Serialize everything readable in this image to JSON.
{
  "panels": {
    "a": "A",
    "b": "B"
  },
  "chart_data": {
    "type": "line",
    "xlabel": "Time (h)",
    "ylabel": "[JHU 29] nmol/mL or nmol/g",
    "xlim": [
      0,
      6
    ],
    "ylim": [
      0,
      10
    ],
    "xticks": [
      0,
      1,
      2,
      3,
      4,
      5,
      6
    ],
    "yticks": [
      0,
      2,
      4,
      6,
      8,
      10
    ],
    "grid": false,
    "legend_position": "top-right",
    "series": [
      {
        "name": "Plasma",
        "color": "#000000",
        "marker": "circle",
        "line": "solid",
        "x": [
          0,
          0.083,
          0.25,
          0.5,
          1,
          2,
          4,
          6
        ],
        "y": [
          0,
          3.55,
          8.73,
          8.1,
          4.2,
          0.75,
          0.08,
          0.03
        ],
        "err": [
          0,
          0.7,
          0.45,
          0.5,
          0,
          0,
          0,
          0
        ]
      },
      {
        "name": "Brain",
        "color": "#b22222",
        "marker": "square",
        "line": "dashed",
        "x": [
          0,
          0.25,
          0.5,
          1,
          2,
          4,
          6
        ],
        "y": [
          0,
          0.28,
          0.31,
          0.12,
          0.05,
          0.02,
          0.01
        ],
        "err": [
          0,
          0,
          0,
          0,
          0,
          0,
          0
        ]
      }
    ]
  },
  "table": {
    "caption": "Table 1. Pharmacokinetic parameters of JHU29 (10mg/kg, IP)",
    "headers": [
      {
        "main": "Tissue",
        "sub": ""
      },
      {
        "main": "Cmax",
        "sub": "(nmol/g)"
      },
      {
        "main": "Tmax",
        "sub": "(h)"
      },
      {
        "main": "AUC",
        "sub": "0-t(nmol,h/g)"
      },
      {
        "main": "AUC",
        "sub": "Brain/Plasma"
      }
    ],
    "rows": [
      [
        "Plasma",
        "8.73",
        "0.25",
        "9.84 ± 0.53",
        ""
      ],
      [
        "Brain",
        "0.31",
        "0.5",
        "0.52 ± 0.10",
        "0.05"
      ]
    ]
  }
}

■ **Exercise prompt**
Please reproduce every line of the material word for word.

■ **Reply**
Serialize everything readable in this image to JSON.
{
  "panels": {
    "a": "A",
    "b": "B"
  },
  "chart_data": {
    "type": "line",
    "xlabel": "Time (h)",
    "ylabel": "[JHU 29] nmol/mL or nmol/g",
    "xlim": [
      0,
      6
    ],
    "ylim": [
      0,
      10
    ],
    "xticks": [
      0,
      1,
      2,
      3,
      4,
      5,
      6
    ],
    "yticks": [
      0,
      2,
      4,
      6,
      8,
      10
    ],
    "grid": false,
    "legend_position": "top-right",
    "series": [
      {
        "name": "Plasma",
        "color": "#000000",
        "marker": "circle",
        "line": "solid",
        "x": [
          0,
          0.083,
          0.25,
          0.5,
          1,
          2,
          4,
          6
        ],
        "y": [
          0,
          3.55,
          8.73,
          8.1,
          4.2,
          0.75,
          0.08,
          0.03
        ],
        "err": [
          0,
          0.7,
          0.45,
          0.5,
          0,
          0,
          0,
          0
        ]
      },
      {
        "name": "Brain",
        "color": "#b22222",
        "marker": "square",
        "line": "dashed",
        "x": [
          0,
          0.25,
          0.5,
          1,
          2,
          4,
          6
        ],
        "y": [
          0,
          0.28,
          0.31,
          0.12,
          0.05,
          0.02,
          0.01
        ],
        "err": [
          0,
          0,
          0,
          0,
          0,
          0,
          0
        ]
      }
    ]
  },
  "table": {
    "caption": "Table 1. Pharmacokinetic parameters of JHU29 (10mg/kg, IP)",
    "headers": [
      {
        "main": "Tissue",
        "sub": ""
      },
      {
        "main": "Cmax",
        "sub": "(nmol/g)"
      },
      {
        "main": "Tmax",
        "sub": "(h)"
      },
      {
        "main": "AUC",
        "sub": "0-t(nmol,h/g)"
      },
      {
        "main": "AUC",
        "sub": "Brain/Plasma"
      }
    ],
    "rows": [
      [
        "Plasma",
        "8.73",
        "0.25",
        "9.84 ± 0.53",
        ""
      ],
      [
        "Brain",
        "0.31",
        "0.5",
        "0.52 ± 0.10",
        "0.05"
      ]
    ]
  }
}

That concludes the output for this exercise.